Part of a data file
—————
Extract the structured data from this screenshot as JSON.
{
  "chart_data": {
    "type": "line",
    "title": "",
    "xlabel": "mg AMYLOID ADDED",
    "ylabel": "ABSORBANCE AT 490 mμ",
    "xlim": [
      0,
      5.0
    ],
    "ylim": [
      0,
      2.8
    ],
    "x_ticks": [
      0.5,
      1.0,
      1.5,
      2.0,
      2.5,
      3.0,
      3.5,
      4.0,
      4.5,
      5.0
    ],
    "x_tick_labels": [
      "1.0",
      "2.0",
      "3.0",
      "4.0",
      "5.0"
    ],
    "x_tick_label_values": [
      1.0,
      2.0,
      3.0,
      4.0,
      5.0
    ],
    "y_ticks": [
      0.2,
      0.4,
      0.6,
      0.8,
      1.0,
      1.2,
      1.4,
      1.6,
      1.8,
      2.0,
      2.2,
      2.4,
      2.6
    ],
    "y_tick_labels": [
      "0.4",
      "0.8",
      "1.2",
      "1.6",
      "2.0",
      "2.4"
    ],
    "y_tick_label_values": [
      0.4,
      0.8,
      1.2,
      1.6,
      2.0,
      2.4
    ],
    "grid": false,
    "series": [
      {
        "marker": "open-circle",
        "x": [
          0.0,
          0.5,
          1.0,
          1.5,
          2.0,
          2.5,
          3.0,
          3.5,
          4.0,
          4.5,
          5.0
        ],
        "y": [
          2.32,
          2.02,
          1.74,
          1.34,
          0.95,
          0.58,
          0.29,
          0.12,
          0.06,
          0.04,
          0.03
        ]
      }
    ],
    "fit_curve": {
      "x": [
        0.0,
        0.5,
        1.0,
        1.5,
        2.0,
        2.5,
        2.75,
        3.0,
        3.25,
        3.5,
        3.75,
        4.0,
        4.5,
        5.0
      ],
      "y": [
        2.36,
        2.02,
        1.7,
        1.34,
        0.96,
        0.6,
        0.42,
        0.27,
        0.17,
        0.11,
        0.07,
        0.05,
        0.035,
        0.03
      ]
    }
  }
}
—————
> [Goal]:
Copy out the whole listing exactly as written.

> [Correct result]:
Extract the structured data from this screenshot as JSON.
{
  "chart_data": {
    "type": "line",
    "title": "",
    "xlabel": "mg AMYLOID ADDED",
    "ylabel": "ABSORBANCE AT 490 mμ",
    "xlim": [
      0,
      5.0
    ],
    "ylim": [
      0,
      2.8
    ],
    "x_ticks": [
      0.5,
      1.0,
      1.5,
      2.0,
      2.5,
      3.0,
      3.5,
      4.0,
      4.5,
      5.0
    ],
    "x_tick_labels": [
      "1.0",
      "2.0",
      "3.0",
      "4.0",
      "5.0"
    ],
    "x_tick_label_values": [
      1.0,
      2.0,
      3.0,
      4.0,
      5.0
    ],
    "y_ticks": [
      0.2,
      0.4,
      0.6,
      0.8,
      1.0,
      1.2,
      1.4,
      1.6,
      1.8,
      2.0,
      2.2,
      2.4,
      2.6
    ],
    "y_tick_labels": [
      "0.4",
      "0.8",
      "1.2",
      "1.6",
      "2.0",
      "2.4"
    ],
    "y_tick_label_values": [
      0.4,
      0.8,
      1.2,
      1.6,
      2.0,
      2.4
    ],
    "grid": false,
    "series": [
      {
        "marker": "open-circle",
        "x": [
          0.0,
          0.5,
          1.0,
          1.5,
          2.0,
          2.5,
          3.0,
          3.5,
          4.0,
          4.5,
          5.0
        ],
        "y": [
          2.32,
          2.02,
          1.74,
          1.34,
          0.95,
          0.58,
          0.29,
          0.12,
          0.06,
          0.04,
          0.03
        ]
      }
    ],
    "fit_curve": {
      "x": [
        0.0,
        0.5,
        1.0,
        1.5,
        2.0,
        2.5,
        2.75,
        3.0,
        3.25,
        3.5,
        3.75,
        4.0,
        4.5,
        5.0
      ],
      "y": [
        2.36,
        2.02,
        1.7,
        1.34,
        0.96,
        0.6,
        0.42,
        0.27,
        0.17,
        0.11,
        0.07,
        0.05,
        0.035,
        0.03
      ]
    }
  }
}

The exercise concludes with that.